● **GIVEN PROBLEM**
Write out each line word for word. Drop pictures.

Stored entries
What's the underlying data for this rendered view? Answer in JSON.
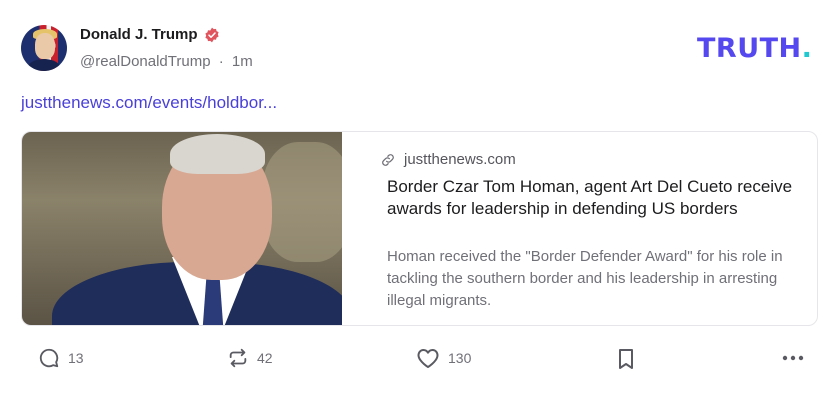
{
  "author": {
    "display_name": "Donald J. Trump",
    "handle": "@realDonaldTrump",
    "separator": "·",
    "timestamp": "1m",
    "verified_icon": "verified-badge-icon"
  },
  "brand": {
    "logo_main": "TRUTH",
    "logo_dot": ".",
    "logo_color": "#5448ee",
    "dot_color": "#20c8d0"
  },
  "post": {
    "link_text": "justthenews.com/events/holdbor..."
  },
  "link_card": {
    "domain": "justthenews.com",
    "title": "Border Czar Tom Homan, agent Art Del Cueto receive awards for leadership in defending US borders",
    "description": "Homan received the \"Border Defender Award\" for his role in tackling the southern border and his leadership in arresting illegal migrants."
  },
  "actions": {
    "reply_count": "13",
    "retruth_count": "42",
    "like_count": "130"
  },
  "colors": {
    "link": "#4a40d8",
    "muted": "#707078",
    "verified": "#e0545e"
  }
}
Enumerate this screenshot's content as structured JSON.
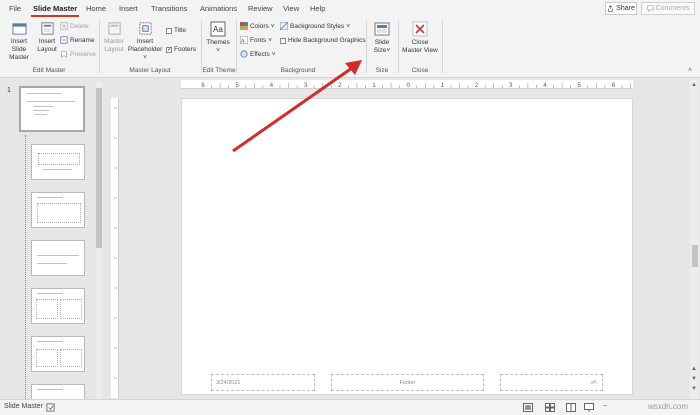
{
  "tabs": {
    "file": "File",
    "slide_master": "Slide Master",
    "home": "Home",
    "insert": "Insert",
    "transitions": "Transitions",
    "animations": "Animations",
    "review": "Review",
    "view": "View",
    "help": "Help"
  },
  "top_right": {
    "share": "Share",
    "comments": "Comments"
  },
  "ribbon": {
    "edit_master": {
      "insert_slide_master_1": "Insert Slide",
      "insert_slide_master_2": "Master",
      "insert_layout_1": "Insert",
      "insert_layout_2": "Layout",
      "delete": "Delete",
      "rename": "Rename",
      "preserve": "Preserve",
      "group_label": "Edit Master"
    },
    "master_layout": {
      "master_layout_1": "Master",
      "master_layout_2": "Layout",
      "insert_placeholder_1": "Insert",
      "insert_placeholder_2": "Placeholder",
      "title": "Title",
      "footers": "Footers",
      "group_label": "Master Layout"
    },
    "edit_theme": {
      "themes": "Themes",
      "group_label": "Edit Theme"
    },
    "background": {
      "colors": "Colors",
      "fonts": "Fonts",
      "effects": "Effects",
      "background_styles": "Background Styles",
      "hide_background_graphics": "Hide Background Graphics",
      "group_label": "Background"
    },
    "size": {
      "slide_size_1": "Slide",
      "slide_size_2": "Size",
      "group_label": "Size"
    },
    "close": {
      "close_master_view_1": "Close",
      "close_master_view_2": "Master View",
      "group_label": "Close"
    }
  },
  "thumbnails": {
    "slide_number": "1"
  },
  "slide": {
    "date": "3/24/2021",
    "footer": "Footer",
    "slide_number": "‹#›"
  },
  "ruler": {
    "h_ticks": [
      "6",
      "5",
      "4",
      "3",
      "2",
      "1",
      "0",
      "1",
      "2",
      "3",
      "4",
      "5",
      "6"
    ]
  },
  "status": {
    "view_name": "Slide Master"
  },
  "watermark": "wsxdn.com",
  "colors": {
    "accent": "#c43e1c",
    "arrow": "#d42a2a",
    "close_icon": "#d13438"
  }
}
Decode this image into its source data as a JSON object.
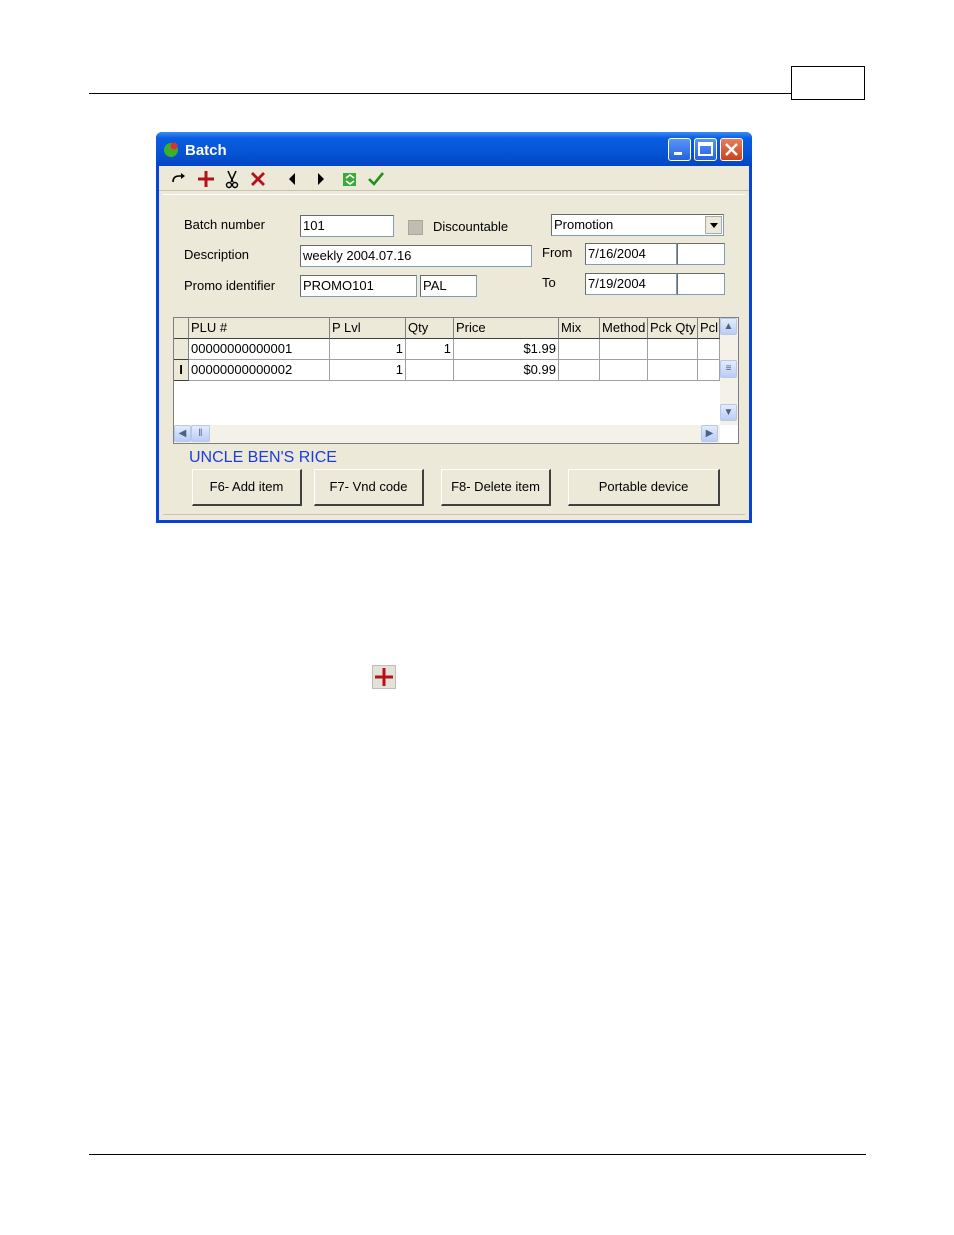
{
  "window": {
    "title": "Batch",
    "toolbar_icons": [
      "redo-icon",
      "add-icon",
      "cut-icon",
      "delete-icon",
      "prev-icon",
      "next-icon",
      "refresh-icon",
      "confirm-icon"
    ]
  },
  "form": {
    "batch_number_label": "Batch number",
    "batch_number_value": "101",
    "discountable_label": "Discountable",
    "type_value": "Promotion",
    "description_label": "Description",
    "description_value": "weekly 2004.07.16",
    "from_label": "From",
    "from_value": "7/16/2004",
    "promo_identifier_label": "Promo identifier",
    "promo_identifier_value": "PROMO101",
    "promo_code_value": "PAL",
    "to_label": "To",
    "to_value": "7/19/2004"
  },
  "grid": {
    "columns": [
      "PLU #",
      "P Lvl",
      "Qty",
      "Price",
      "Mix",
      "Method",
      "Pck Qty",
      "Pcl"
    ],
    "rows": [
      {
        "indicator": "",
        "plu": "00000000000001",
        "plvl": "1",
        "qty": "1",
        "price": "$1.99",
        "mix": "",
        "method": "",
        "pckqty": "",
        "pcl": ""
      },
      {
        "indicator": "I",
        "plu": "00000000000002",
        "plvl": "1",
        "qty": "",
        "price": "$0.99",
        "mix": "",
        "method": "",
        "pckqty": "",
        "pcl": ""
      }
    ]
  },
  "selected_item_name": "UNCLE BEN'S RICE",
  "buttons": {
    "add_item": "F6- Add item",
    "vnd_code": "F7- Vnd code",
    "delete_item": "F8- Delete item",
    "portable_device": "Portable device"
  },
  "colors": {
    "titlebar": "#0554d6",
    "window_bg": "#ece9d8",
    "selected_item_text": "#1a3ce0",
    "add_icon": "#b3121a"
  }
}
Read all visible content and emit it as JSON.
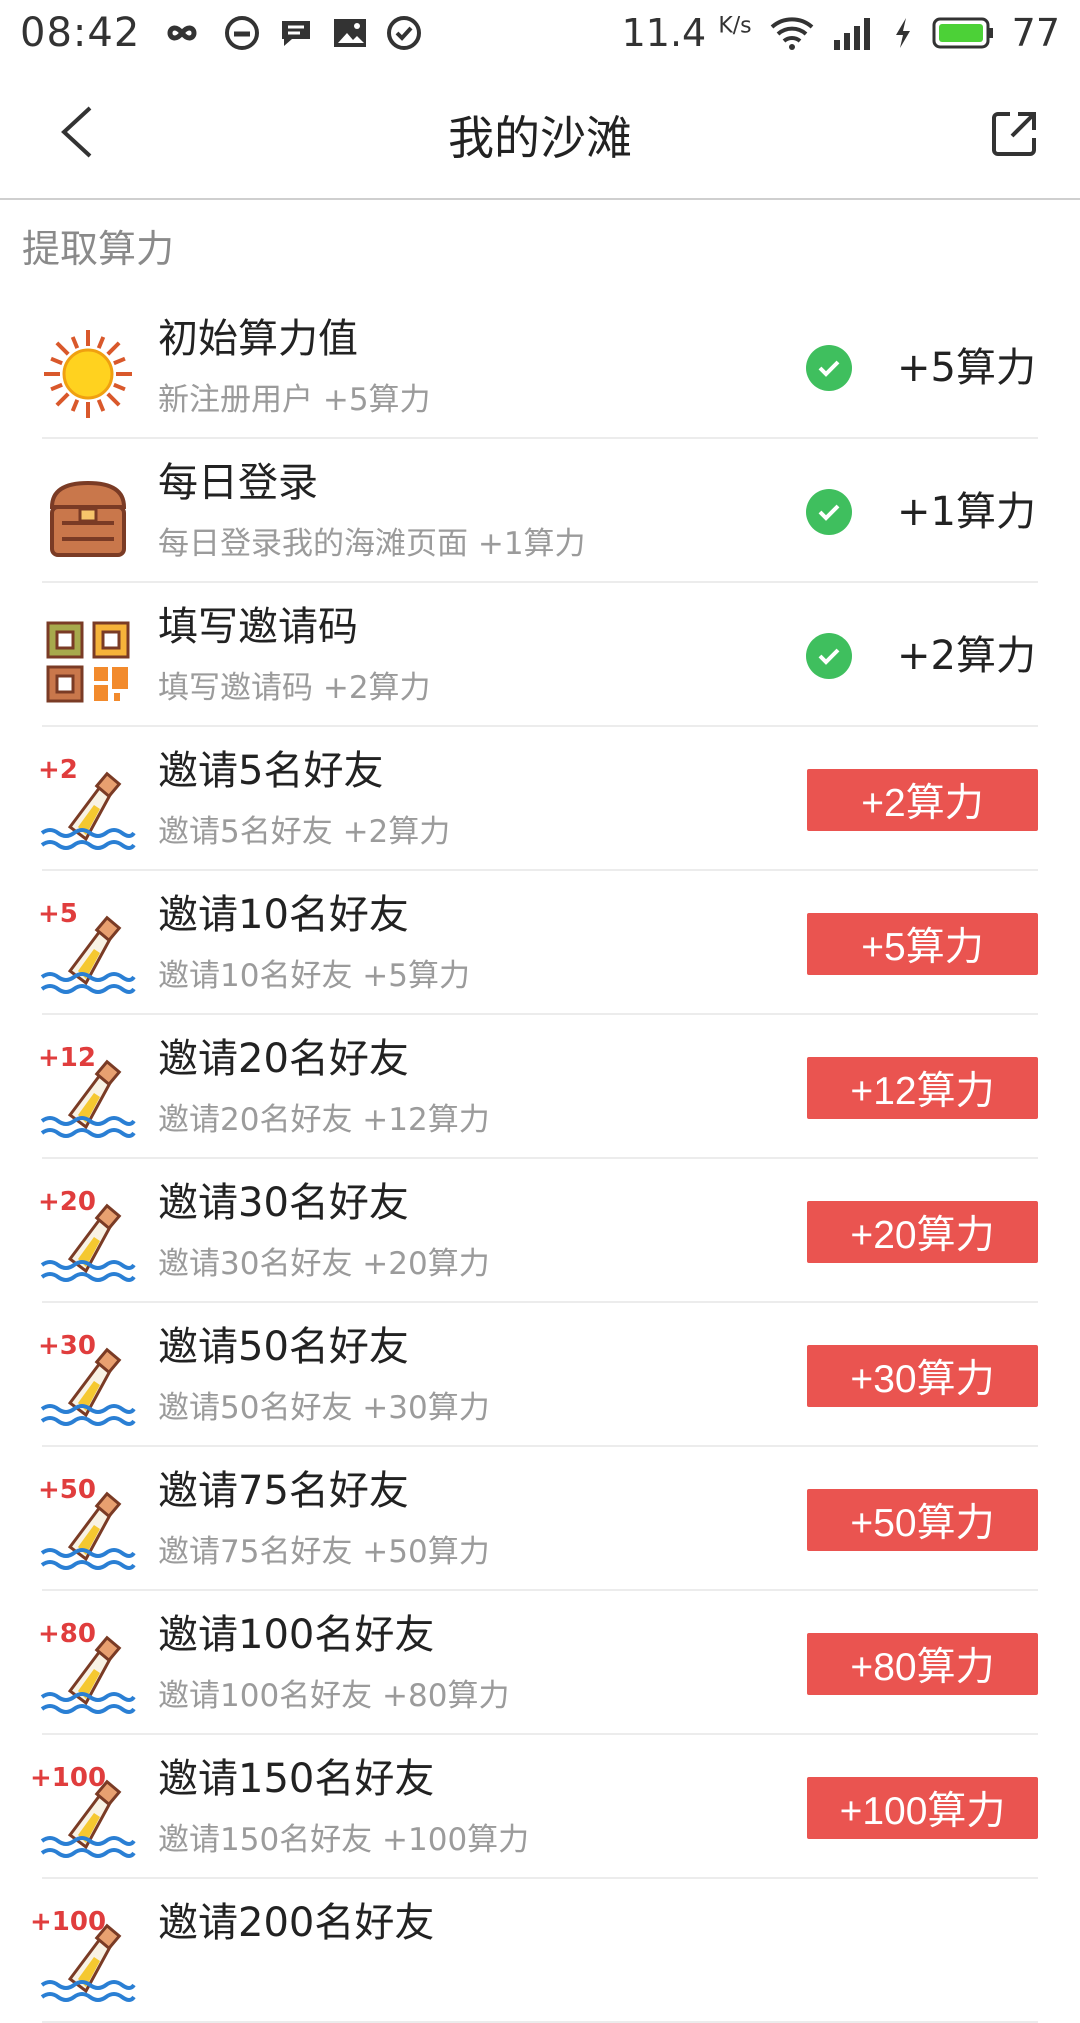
{
  "status_bar": {
    "time": "08:42",
    "speed": "11.4",
    "speed_unit": "K/s",
    "battery": "77",
    "icons": [
      "infinity-icon",
      "face-icon",
      "message-icon",
      "image-icon",
      "check-circle-icon",
      "wifi-icon",
      "signal-icon",
      "charging-icon",
      "battery-icon"
    ]
  },
  "appbar": {
    "title": "我的沙滩"
  },
  "section_title": "提取算力",
  "colors": {
    "accent": "#ea5450",
    "check": "#3fbf5e"
  },
  "items": [
    {
      "icon": "sun-icon",
      "name": "初始算力值",
      "desc": "新注册用户 +5算力",
      "value": "+5算力",
      "status": "done"
    },
    {
      "icon": "treasure-chest-icon",
      "name": "每日登录",
      "desc": "每日登录我的海滩页面 +1算力",
      "value": "+1算力",
      "status": "done"
    },
    {
      "icon": "qr-code-icon",
      "name": "填写邀请码",
      "desc": "填写邀请码 +2算力",
      "value": "+2算力",
      "status": "done"
    },
    {
      "icon": "bottle-icon",
      "badge": "+2",
      "name": "邀请5名好友",
      "desc": "邀请5名好友 +2算力",
      "value": "+2算力",
      "status": "claim"
    },
    {
      "icon": "bottle-icon",
      "badge": "+5",
      "name": "邀请10名好友",
      "desc": "邀请10名好友 +5算力",
      "value": "+5算力",
      "status": "claim"
    },
    {
      "icon": "bottle-icon",
      "badge": "+12",
      "name": "邀请20名好友",
      "desc": "邀请20名好友 +12算力",
      "value": "+12算力",
      "status": "claim"
    },
    {
      "icon": "bottle-icon",
      "badge": "+20",
      "name": "邀请30名好友",
      "desc": "邀请30名好友 +20算力",
      "value": "+20算力",
      "status": "claim"
    },
    {
      "icon": "bottle-icon",
      "badge": "+30",
      "name": "邀请50名好友",
      "desc": "邀请50名好友 +30算力",
      "value": "+30算力",
      "status": "claim"
    },
    {
      "icon": "bottle-icon",
      "badge": "+50",
      "name": "邀请75名好友",
      "desc": "邀请75名好友 +50算力",
      "value": "+50算力",
      "status": "claim"
    },
    {
      "icon": "bottle-icon",
      "badge": "+80",
      "name": "邀请100名好友",
      "desc": "邀请100名好友 +80算力",
      "value": "+80算力",
      "status": "claim"
    },
    {
      "icon": "bottle-icon",
      "badge": "+100",
      "name": "邀请150名好友",
      "desc": "邀请150名好友 +100算力",
      "value": "+100算力",
      "status": "claim"
    },
    {
      "icon": "bottle-icon",
      "badge": "+100",
      "name": "邀请200名好友",
      "desc": "",
      "value": "",
      "status": "claim"
    }
  ]
}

● **SOLUTION BELOW**
What's the underlying data for this rendered view? Answer in JSON.
{
  "author": {
    "display_name": "Donald J. Trump",
    "handle": "@realDonaldTrump",
    "separator": "·",
    "timestamp": "1m",
    "verified_icon": "verified-badge-icon"
  },
  "brand": {
    "logo_main": "TRUTH",
    "logo_dot": ".",
    "logo_color": "#5448ee",
    "dot_color": "#20c8d0"
  },
  "post": {
    "link_text": "justthenews.com/events/holdbor..."
  },
  "link_card": {
    "domain": "justthenews.com",
    "title": "Border Czar Tom Homan, agent Art Del Cueto receive awards for leadership in defending US borders",
    "description": "Homan received the \"Border Defender Award\" for his role in tackling the southern border and his leadership in arresting illegal migrants."
  },
  "actions": {
    "reply_count": "13",
    "retruth_count": "42",
    "like_count": "130"
  },
  "colors": {
    "link": "#4a40d8",
    "muted": "#707078",
    "verified": "#e0545e"
  }
}
Enumerate this screenshot's content as structured JSON.
{
  "tabs": {
    "file": "File",
    "slide_master": "Slide Master",
    "home": "Home",
    "insert": "Insert",
    "transitions": "Transitions",
    "animations": "Animations",
    "review": "Review",
    "view": "View",
    "help": "Help"
  },
  "top_right": {
    "share": "Share",
    "comments": "Comments"
  },
  "ribbon": {
    "edit_master": {
      "insert_slide_master_1": "Insert Slide",
      "insert_slide_master_2": "Master",
      "insert_layout_1": "Insert",
      "insert_layout_2": "Layout",
      "delete": "Delete",
      "rename": "Rename",
      "preserve": "Preserve",
      "group_label": "Edit Master"
    },
    "master_layout": {
      "master_layout_1": "Master",
      "master_layout_2": "Layout",
      "insert_placeholder_1": "Insert",
      "insert_placeholder_2": "Placeholder",
      "title": "Title",
      "footers": "Footers",
      "group_label": "Master Layout"
    },
    "edit_theme": {
      "themes": "Themes",
      "group_label": "Edit Theme"
    },
    "background": {
      "colors": "Colors",
      "fonts": "Fonts",
      "effects": "Effects",
      "background_styles": "Background Styles",
      "hide_background_graphics": "Hide Background Graphics",
      "group_label": "Background"
    },
    "size": {
      "slide_size_1": "Slide",
      "slide_size_2": "Size",
      "group_label": "Size"
    },
    "close": {
      "close_master_view_1": "Close",
      "close_master_view_2": "Master View",
      "group_label": "Close"
    }
  },
  "thumbnails": {
    "slide_number": "1"
  },
  "slide": {
    "date": "3/24/2021",
    "footer": "Footer",
    "slide_number": "‹#›"
  },
  "ruler": {
    "h_ticks": [
      "6",
      "5",
      "4",
      "3",
      "2",
      "1",
      "0",
      "1",
      "2",
      "3",
      "4",
      "5",
      "6"
    ]
  },
  "status": {
    "view_name": "Slide Master"
  },
  "watermark": "wsxdn.com",
  "colors": {
    "accent": "#c43e1c",
    "arrow": "#d42a2a",
    "close_icon": "#d13438"
  }
}
Decode this image into its source data as a JSON object.
{
  "window": {
    "title": "Batch",
    "toolbar_icons": [
      "redo-icon",
      "add-icon",
      "cut-icon",
      "delete-icon",
      "prev-icon",
      "next-icon",
      "refresh-icon",
      "confirm-icon"
    ]
  },
  "form": {
    "batch_number_label": "Batch number",
    "batch_number_value": "101",
    "discountable_label": "Discountable",
    "type_value": "Promotion",
    "description_label": "Description",
    "description_value": "weekly 2004.07.16",
    "from_label": "From",
    "from_value": "7/16/2004",
    "promo_identifier_label": "Promo identifier",
    "promo_identifier_value": "PROMO101",
    "promo_code_value": "PAL",
    "to_label": "To",
    "to_value": "7/19/2004"
  },
  "grid": {
    "columns": [
      "PLU #",
      "P Lvl",
      "Qty",
      "Price",
      "Mix",
      "Method",
      "Pck Qty",
      "Pcl"
    ],
    "rows": [
      {
        "indicator": "",
        "plu": "00000000000001",
        "plvl": "1",
        "qty": "1",
        "price": "$1.99",
        "mix": "",
        "method": "",
        "pckqty": "",
        "pcl": ""
      },
      {
        "indicator": "I",
        "plu": "00000000000002",
        "plvl": "1",
        "qty": "",
        "price": "$0.99",
        "mix": "",
        "method": "",
        "pckqty": "",
        "pcl": ""
      }
    ]
  },
  "selected_item_name": "UNCLE BEN'S RICE",
  "buttons": {
    "add_item": "F6- Add item",
    "vnd_code": "F7- Vnd code",
    "delete_item": "F8- Delete item",
    "portable_device": "Portable device"
  },
  "colors": {
    "titlebar": "#0554d6",
    "window_bg": "#ece9d8",
    "selected_item_text": "#1a3ce0",
    "add_icon": "#b3121a"
  }
}
Read all visible content and emit it as JSON.
{
  "status_bar": {
    "time": "08:42",
    "speed": "11.4",
    "speed_unit": "K/s",
    "battery": "77",
    "icons": [
      "infinity-icon",
      "face-icon",
      "message-icon",
      "image-icon",
      "check-circle-icon",
      "wifi-icon",
      "signal-icon",
      "charging-icon",
      "battery-icon"
    ]
  },
  "appbar": {
    "title": "我的沙滩"
  },
  "section_title": "提取算力",
  "colors": {
    "accent": "#ea5450",
    "check": "#3fbf5e"
  },
  "items": [
    {
      "icon": "sun-icon",
      "name": "初始算力值",
      "desc": "新注册用户 +5算力",
      "value": "+5算力",
      "status": "done"
    },
    {
      "icon": "treasure-chest-icon",
      "name": "每日登录",
      "desc": "每日登录我的海滩页面 +1算力",
      "value": "+1算力",
      "status": "done"
    },
    {
      "icon": "qr-code-icon",
      "name": "填写邀请码",
      "desc": "填写邀请码 +2算力",
      "value": "+2算力",
      "status": "done"
    },
    {
      "icon": "bottle-icon",
      "badge": "+2",
      "name": "邀请5名好友",
      "desc": "邀请5名好友 +2算力",
      "value": "+2算力",
      "status": "claim"
    },
    {
      "icon": "bottle-icon",
      "badge": "+5",
      "name": "邀请10名好友",
      "desc": "邀请10名好友 +5算力",
      "value": "+5算力",
      "status": "claim"
    },
    {
      "icon": "bottle-icon",
      "badge": "+12",
      "name": "邀请20名好友",
      "desc": "邀请20名好友 +12算力",
      "value": "+12算力",
      "status": "claim"
    },
    {
      "icon": "bottle-icon",
      "badge": "+20",
      "name": "邀请30名好友",
      "desc": "邀请30名好友 +20算力",
      "value": "+20算力",
      "status": "claim"
    },
    {
      "icon": "bottle-icon",
      "badge": "+30",
      "name": "邀请50名好友",
      "desc": "邀请50名好友 +30算力",
      "value": "+30算力",
      "status": "claim"
    },
    {
      "icon": "bottle-icon",
      "badge": "+50",
      "name": "邀请75名好友",
      "desc": "邀请75名好友 +50算力",
      "value": "+50算力",
      "status": "claim"
    },
    {
      "icon": "bottle-icon",
      "badge": "+80",
      "name": "邀请100名好友",
      "desc": "邀请100名好友 +80算力",
      "value": "+80算力",
      "status": "claim"
    },
    {
      "icon": "bottle-icon",
      "badge": "+100",
      "name": "邀请150名好友",
      "desc": "邀请150名好友 +100算力",
      "value": "+100算力",
      "status": "claim"
    },
    {
      "icon": "bottle-icon",
      "badge": "+100",
      "name": "邀请200名好友",
      "desc": "",
      "value": "",
      "status": "claim"
    }
  ]
}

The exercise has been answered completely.